Written problem 1: Please set down the passage on the rotating-frame Hamiltonian in full, word for word.
Written problem 2: From the records, extract everything from the line containing "Enumerate the UI" down to the line containing "412, 324, 437]", with both of those lines included.

Insight can be gained by viewing the system in a frame of reference rotating at the drive frequency ω. Here, we find \({H}_{c}^{{\prime} }={e}^{i\omega t{\sigma }_{z}/2}{H}_{c}{e}^{-i\omega t{\sigma }_{z}/2}-\omega {\sigma }_{z}^{{\prime} }/2\)

$$\begin{array}{r}{H}_{c}^{{\prime} }=\frac{1}{2}({\omega }_{0}-\omega ){\sigma }_{z}^{{\prime} }+\frac{1}{2}\Omega {\sigma }_{x}^{{\prime} }+\frac{1}{2}\Omega \phi (t){\sigma }_{y}^{{\prime} }\end{array}$$

(3)

where \({}^{{\prime} }\) refers to axes in the first rotating frame, we have applied the RWA and take the limit ϵ_m ≪ Ω. In the case of a single drive (ϵ_m = 0), resonant with the electron spin resonance (ω = ω₀), we find a static energy gap of \(\Omega {\sigma }_{x}^{{\prime} }\) - the eigenvalues of the first dressed state. By selecting ω_m = Ω, in the case of a double drive (ϵ_m ≠ 0) the phase modulation term, ϕ(t), drives transitions between the first dressed states, shown in the middle panel of Fig. 1(c).

Source data:
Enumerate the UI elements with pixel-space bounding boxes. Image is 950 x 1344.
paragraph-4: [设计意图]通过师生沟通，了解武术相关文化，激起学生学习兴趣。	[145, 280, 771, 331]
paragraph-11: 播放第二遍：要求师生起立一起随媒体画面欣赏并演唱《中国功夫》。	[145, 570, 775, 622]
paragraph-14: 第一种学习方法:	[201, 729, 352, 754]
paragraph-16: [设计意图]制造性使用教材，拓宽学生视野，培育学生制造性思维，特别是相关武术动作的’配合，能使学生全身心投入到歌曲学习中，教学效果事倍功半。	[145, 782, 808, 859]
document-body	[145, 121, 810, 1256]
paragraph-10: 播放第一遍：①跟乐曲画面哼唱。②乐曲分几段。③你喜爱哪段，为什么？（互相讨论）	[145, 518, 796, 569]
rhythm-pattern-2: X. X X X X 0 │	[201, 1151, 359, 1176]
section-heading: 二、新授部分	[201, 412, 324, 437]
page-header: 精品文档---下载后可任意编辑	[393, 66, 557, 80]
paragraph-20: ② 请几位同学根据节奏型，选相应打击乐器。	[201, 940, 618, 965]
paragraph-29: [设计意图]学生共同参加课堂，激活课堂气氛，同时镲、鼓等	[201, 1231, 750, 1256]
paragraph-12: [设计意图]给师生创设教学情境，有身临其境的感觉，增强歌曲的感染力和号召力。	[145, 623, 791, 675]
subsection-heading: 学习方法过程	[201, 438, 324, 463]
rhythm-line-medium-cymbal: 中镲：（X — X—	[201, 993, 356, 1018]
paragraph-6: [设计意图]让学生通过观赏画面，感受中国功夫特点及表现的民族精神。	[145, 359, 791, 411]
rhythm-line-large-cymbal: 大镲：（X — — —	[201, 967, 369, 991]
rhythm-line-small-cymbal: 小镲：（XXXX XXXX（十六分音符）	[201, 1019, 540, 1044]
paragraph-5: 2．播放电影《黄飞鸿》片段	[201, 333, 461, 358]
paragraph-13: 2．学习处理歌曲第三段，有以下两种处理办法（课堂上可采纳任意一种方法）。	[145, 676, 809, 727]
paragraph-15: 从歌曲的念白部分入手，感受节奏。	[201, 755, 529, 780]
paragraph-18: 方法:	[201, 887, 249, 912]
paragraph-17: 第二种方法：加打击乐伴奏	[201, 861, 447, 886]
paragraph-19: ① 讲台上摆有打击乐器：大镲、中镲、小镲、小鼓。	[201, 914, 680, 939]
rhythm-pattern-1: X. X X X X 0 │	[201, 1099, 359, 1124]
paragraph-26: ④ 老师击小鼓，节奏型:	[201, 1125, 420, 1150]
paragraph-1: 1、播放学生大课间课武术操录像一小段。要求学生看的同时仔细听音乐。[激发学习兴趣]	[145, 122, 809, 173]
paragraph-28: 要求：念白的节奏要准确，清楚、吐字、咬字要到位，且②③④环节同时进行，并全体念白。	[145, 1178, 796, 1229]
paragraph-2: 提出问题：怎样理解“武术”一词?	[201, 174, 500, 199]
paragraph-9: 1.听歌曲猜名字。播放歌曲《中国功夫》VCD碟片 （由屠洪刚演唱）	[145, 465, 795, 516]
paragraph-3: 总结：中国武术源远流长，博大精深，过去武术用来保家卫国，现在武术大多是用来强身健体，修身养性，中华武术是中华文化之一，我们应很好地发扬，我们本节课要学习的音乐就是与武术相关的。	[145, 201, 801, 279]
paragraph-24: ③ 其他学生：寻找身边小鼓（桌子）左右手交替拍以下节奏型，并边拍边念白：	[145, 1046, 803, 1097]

--

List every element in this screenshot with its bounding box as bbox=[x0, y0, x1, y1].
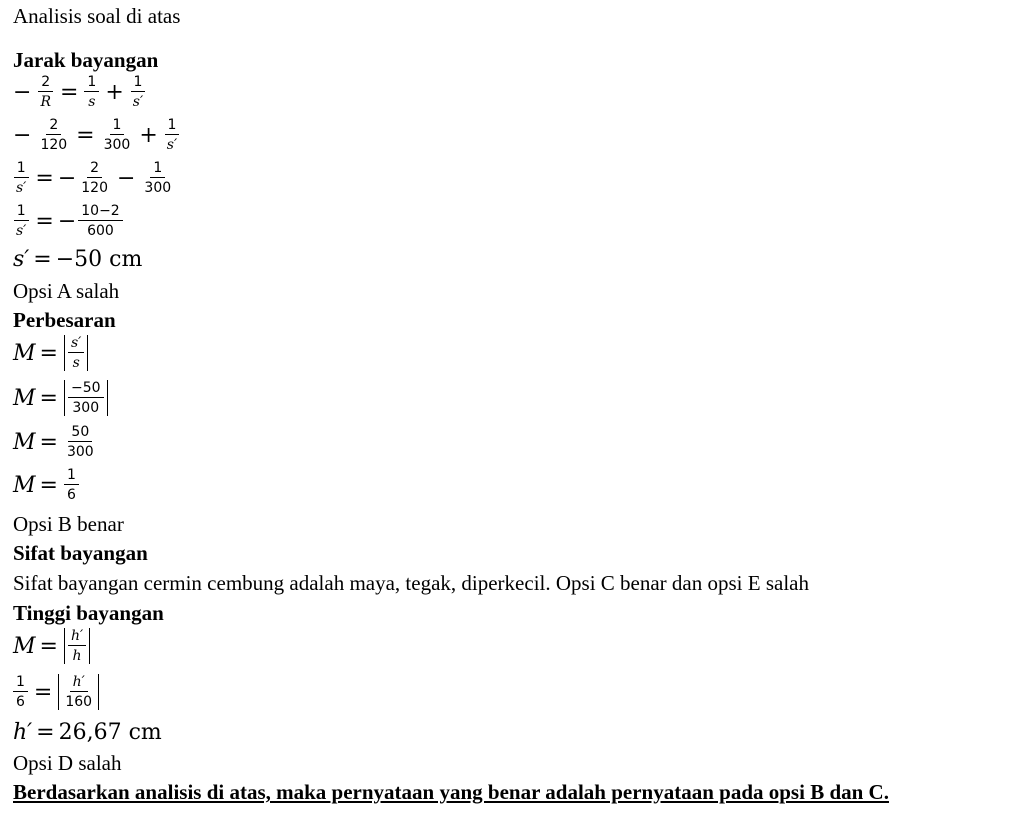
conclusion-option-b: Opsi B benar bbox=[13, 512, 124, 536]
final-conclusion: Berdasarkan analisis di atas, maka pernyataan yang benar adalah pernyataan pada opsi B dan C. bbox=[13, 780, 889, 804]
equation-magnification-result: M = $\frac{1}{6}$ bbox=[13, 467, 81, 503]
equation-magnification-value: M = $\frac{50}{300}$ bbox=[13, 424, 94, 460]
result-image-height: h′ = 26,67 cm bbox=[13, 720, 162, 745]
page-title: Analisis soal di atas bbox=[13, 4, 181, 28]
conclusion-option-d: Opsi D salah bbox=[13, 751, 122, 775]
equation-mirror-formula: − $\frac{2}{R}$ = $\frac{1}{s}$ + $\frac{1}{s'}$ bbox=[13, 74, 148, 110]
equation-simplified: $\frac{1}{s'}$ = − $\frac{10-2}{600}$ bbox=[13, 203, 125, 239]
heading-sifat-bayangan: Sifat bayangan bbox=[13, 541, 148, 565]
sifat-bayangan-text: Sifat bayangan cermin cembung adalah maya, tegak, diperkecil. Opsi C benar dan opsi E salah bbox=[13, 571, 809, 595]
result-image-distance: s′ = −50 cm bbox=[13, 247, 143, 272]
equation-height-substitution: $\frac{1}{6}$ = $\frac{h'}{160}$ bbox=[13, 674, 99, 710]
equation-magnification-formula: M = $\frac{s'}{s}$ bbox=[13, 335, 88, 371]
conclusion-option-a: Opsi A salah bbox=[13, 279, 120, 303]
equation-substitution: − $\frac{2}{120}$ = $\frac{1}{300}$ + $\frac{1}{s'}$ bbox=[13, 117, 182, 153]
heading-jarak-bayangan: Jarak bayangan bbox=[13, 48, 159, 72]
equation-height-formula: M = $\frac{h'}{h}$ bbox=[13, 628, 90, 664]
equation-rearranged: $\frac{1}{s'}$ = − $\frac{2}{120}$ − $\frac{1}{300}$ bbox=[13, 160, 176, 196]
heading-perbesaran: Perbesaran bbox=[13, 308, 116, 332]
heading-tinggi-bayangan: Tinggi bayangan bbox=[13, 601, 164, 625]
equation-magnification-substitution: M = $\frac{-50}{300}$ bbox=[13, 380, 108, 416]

Worked solution 1:
Insight can be gained by viewing the system in a frame of reference rotating at the drive frequency ω. Here, we find \({H}_{c}^{{\prime} }={e}^{i\omega t{\sigma }_{z}/2}{H}_{c}{e}^{-i\omega t{\sigma }_{z}/2}-\omega {\sigma }_{z}^{{\prime} }/2\)

$$\begin{array}{r}{H}_{c}^{{\prime} }=\frac{1}{2}({\omega }_{0}-\omega ){\sigma }_{z}^{{\prime} }+\frac{1}{2}\Omega {\sigma }_{x}^{{\prime} }+\frac{1}{2}\Omega \phi (t){\sigma }_{y}^{{\prime} }\end{array}$$

(3)

where \({}^{{\prime} }\) refers to axes in the first rotating frame, we have applied the RWA and take the limit ϵ_m ≪ Ω. In the case of a single drive (ϵ_m = 0), resonant with the electron spin resonance (ω = ω₀), we find a static energy gap of \(\Omega {\sigma }_{x}^{{\prime} }\) - the eigenvalues of the first dressed state. By selecting ω_m = Ω, in the case of a double drive (ϵ_m ≠ 0) the phase modulation term, ϕ(t), drives transitions between the first dressed states, shown in the middle panel of Fig. 1(c).

Worked solution 2:
Enumerate the UI elements with pixel-space bounding boxes. Image is 950 x 1344.
paragraph-4: [设计意图]通过师生沟通，了解武术相关文化，激起学生学习兴趣。	[145, 280, 771, 331]
paragraph-11: 播放第二遍：要求师生起立一起随媒体画面欣赏并演唱《中国功夫》。	[145, 570, 775, 622]
paragraph-14: 第一种学习方法:	[201, 729, 352, 754]
paragraph-16: [设计意图]制造性使用教材，拓宽学生视野，培育学生制造性思维，特别是相关武术动作的’配合，能使学生全身心投入到歌曲学习中，教学效果事倍功半。	[145, 782, 808, 859]
document-body	[145, 121, 810, 1256]
paragraph-10: 播放第一遍：①跟乐曲画面哼唱。②乐曲分几段。③你喜爱哪段，为什么？（互相讨论）	[145, 518, 796, 569]
rhythm-pattern-2: X. X X X X 0 │	[201, 1151, 359, 1176]
section-heading: 二、新授部分	[201, 412, 324, 437]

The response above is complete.